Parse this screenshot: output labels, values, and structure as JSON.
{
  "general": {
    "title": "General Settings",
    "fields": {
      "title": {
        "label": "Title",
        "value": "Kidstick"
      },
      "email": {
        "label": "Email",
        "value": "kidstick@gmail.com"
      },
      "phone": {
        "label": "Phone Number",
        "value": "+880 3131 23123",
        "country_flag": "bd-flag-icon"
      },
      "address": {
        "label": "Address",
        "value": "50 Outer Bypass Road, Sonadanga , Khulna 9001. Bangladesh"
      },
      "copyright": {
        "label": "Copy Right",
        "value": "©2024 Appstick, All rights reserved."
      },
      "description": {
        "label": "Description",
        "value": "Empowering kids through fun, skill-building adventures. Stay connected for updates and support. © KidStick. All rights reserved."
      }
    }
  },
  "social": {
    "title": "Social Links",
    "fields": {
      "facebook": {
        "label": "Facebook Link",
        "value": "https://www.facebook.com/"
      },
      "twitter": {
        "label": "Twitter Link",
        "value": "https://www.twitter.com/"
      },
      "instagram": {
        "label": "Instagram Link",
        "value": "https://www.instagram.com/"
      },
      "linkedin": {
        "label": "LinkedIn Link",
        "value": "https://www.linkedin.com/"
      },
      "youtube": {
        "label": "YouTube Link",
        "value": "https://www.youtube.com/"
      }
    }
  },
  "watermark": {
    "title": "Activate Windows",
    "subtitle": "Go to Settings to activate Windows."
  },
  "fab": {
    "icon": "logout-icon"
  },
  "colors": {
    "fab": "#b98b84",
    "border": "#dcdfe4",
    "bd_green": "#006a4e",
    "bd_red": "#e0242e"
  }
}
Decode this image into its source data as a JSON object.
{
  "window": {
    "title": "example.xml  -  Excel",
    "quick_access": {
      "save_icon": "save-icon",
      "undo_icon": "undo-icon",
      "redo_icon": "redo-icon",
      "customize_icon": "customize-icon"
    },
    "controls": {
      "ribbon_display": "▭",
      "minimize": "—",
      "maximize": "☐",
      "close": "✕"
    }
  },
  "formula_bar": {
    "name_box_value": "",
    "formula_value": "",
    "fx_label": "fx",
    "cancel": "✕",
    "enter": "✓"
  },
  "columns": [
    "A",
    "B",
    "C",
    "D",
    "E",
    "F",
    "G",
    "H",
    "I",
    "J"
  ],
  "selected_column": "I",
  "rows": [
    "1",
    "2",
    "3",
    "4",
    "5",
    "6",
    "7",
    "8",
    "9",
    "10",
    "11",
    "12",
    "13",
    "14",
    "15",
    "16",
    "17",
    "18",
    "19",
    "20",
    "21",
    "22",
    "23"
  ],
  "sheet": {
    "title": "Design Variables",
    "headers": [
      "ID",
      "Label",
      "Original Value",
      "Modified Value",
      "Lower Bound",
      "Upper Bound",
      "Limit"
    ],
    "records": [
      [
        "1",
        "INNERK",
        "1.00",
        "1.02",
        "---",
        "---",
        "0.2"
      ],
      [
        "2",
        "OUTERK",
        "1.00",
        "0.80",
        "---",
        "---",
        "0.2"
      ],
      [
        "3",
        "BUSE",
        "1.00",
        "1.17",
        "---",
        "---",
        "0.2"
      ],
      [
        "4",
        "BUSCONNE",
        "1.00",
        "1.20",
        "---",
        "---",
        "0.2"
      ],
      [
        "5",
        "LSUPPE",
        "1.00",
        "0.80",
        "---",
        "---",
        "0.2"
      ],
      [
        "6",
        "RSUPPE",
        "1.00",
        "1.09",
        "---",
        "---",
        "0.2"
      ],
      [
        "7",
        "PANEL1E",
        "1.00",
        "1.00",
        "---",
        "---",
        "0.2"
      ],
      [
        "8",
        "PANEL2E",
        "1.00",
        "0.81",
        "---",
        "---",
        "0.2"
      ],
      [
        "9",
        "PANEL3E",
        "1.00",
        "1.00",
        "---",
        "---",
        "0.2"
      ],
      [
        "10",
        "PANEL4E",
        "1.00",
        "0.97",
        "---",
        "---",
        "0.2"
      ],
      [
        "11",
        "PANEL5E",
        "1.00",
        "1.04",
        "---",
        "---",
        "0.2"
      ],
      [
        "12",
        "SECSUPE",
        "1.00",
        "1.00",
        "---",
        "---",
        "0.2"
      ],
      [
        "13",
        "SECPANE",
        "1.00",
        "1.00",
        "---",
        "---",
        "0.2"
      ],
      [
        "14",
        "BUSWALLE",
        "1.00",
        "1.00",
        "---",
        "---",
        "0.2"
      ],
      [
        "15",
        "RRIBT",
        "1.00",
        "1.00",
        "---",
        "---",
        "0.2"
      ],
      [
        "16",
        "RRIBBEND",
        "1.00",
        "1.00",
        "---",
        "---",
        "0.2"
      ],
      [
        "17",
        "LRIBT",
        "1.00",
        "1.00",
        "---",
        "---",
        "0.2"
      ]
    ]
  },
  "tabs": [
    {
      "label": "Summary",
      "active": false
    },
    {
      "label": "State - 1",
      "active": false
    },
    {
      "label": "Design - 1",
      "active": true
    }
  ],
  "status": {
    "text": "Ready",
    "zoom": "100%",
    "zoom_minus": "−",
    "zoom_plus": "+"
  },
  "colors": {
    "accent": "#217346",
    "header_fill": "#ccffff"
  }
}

****************

- WHAT THE EXERCISE ASKS
Looking at the records above, report how many lines contain the word "JSON". Answer with the number only.

- RESULT OF THIS TASK
2